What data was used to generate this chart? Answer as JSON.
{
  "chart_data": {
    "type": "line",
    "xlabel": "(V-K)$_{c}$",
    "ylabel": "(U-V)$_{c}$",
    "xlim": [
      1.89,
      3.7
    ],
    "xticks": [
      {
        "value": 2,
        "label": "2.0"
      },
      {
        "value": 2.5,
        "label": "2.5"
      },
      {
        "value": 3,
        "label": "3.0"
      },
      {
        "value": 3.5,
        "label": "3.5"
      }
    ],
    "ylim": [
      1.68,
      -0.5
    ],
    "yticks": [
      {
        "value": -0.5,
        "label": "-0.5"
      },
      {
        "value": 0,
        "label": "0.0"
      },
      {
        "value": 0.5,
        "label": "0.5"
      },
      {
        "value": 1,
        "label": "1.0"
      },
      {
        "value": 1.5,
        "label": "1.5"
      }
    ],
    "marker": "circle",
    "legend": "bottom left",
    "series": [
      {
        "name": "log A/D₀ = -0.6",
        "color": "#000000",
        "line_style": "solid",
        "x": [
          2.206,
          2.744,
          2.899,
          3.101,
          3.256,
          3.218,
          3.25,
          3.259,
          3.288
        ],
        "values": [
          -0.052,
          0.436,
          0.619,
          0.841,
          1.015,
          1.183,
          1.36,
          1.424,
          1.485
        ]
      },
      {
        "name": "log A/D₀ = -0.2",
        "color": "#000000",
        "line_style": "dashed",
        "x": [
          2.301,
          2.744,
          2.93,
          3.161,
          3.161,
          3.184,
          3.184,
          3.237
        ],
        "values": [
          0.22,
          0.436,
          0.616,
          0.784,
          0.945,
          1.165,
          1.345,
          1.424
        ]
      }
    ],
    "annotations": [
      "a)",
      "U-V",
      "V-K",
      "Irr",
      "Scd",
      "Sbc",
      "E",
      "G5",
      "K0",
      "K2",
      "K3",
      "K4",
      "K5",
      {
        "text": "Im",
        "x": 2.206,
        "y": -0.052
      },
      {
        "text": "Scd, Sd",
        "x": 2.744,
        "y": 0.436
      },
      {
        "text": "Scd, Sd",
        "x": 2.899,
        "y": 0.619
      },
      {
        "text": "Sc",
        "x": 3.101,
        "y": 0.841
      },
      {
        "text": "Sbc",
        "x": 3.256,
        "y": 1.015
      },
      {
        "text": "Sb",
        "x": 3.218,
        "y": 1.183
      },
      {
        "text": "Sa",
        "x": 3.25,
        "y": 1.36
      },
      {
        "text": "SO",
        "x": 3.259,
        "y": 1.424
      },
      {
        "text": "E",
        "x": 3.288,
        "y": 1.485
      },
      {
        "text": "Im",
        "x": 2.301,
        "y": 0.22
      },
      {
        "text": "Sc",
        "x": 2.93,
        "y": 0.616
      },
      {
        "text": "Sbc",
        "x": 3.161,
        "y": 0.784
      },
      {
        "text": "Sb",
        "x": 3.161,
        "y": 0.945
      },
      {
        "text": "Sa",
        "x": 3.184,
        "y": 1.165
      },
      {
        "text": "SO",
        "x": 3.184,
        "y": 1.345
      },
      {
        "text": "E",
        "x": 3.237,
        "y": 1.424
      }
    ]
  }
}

-.-.-

> [WHAT YOU SHOULD DO]
Reproduce all of the records exactly.

> [COMPLETE RESPONSE]
What data was used to generate this chart? Answer as JSON.
{
  "chart_data": {
    "type": "line",
    "xlabel": "(V-K)$_{c}$",
    "ylabel": "(U-V)$_{c}$",
    "xlim": [
      1.89,
      3.7
    ],
    "xticks": [
      {
        "value": 2,
        "label": "2.0"
      },
      {
        "value": 2.5,
        "label": "2.5"
      },
      {
        "value": 3,
        "label": "3.0"
      },
      {
        "value": 3.5,
        "label": "3.5"
      }
    ],
    "ylim": [
      1.68,
      -0.5
    ],
    "yticks": [
      {
        "value": -0.5,
        "label": "-0.5"
      },
      {
        "value": 0,
        "label": "0.0"
      },
      {
        "value": 0.5,
        "label": "0.5"
      },
      {
        "value": 1,
        "label": "1.0"
      },
      {
        "value": 1.5,
        "label": "1.5"
      }
    ],
    "marker": "circle",
    "legend": "bottom left",
    "series": [
      {
        "name": "log A/D₀ = -0.6",
        "color": "#000000",
        "line_style": "solid",
        "x": [
          2.206,
          2.744,
          2.899,
          3.101,
          3.256,
          3.218,
          3.25,
          3.259,
          3.288
        ],
        "values": [
          -0.052,
          0.436,
          0.619,
          0.841,
          1.015,
          1.183,
          1.36,
          1.424,
          1.485
        ]
      },
      {
        "name": "log A/D₀ = -0.2",
        "color": "#000000",
        "line_style": "dashed",
        "x": [
          2.301,
          2.744,
          2.93,
          3.161,
          3.161,
          3.184,
          3.184,
          3.237
        ],
        "values": [
          0.22,
          0.436,
          0.616,
          0.784,
          0.945,
          1.165,
          1.345,
          1.424
        ]
      }
    ],
    "annotations": [
      "a)",
      "U-V",
      "V-K",
      "Irr",
      "Scd",
      "Sbc",
      "E",
      "G5",
      "K0",
      "K2",
      "K3",
      "K4",
      "K5",
      {
        "text": "Im",
        "x": 2.206,
        "y": -0.052
      },
      {
        "text": "Scd, Sd",
        "x": 2.744,
        "y": 0.436
      },
      {
        "text": "Scd, Sd",
        "x": 2.899,
        "y": 0.619
      },
      {
        "text": "Sc",
        "x": 3.101,
        "y": 0.841
      },
      {
        "text": "Sbc",
        "x": 3.256,
        "y": 1.015
      },
      {
        "text": "Sb",
        "x": 3.218,
        "y": 1.183
      },
      {
        "text": "Sa",
        "x": 3.25,
        "y": 1.36
      },
      {
        "text": "SO",
        "x": 3.259,
        "y": 1.424
      },
      {
        "text": "E",
        "x": 3.288,
        "y": 1.485
      },
      {
        "text": "Im",
        "x": 2.301,
        "y": 0.22
      },
      {
        "text": "Sc",
        "x": 2.93,
        "y": 0.616
      },
      {
        "text": "Sbc",
        "x": 3.161,
        "y": 0.784
      },
      {
        "text": "Sb",
        "x": 3.161,
        "y": 0.945
      },
      {
        "text": "Sa",
        "x": 3.184,
        "y": 1.165
      },
      {
        "text": "SO",
        "x": 3.184,
        "y": 1.345
      },
      {
        "text": "E",
        "x": 3.237,
        "y": 1.424
      }
    ]
  }
}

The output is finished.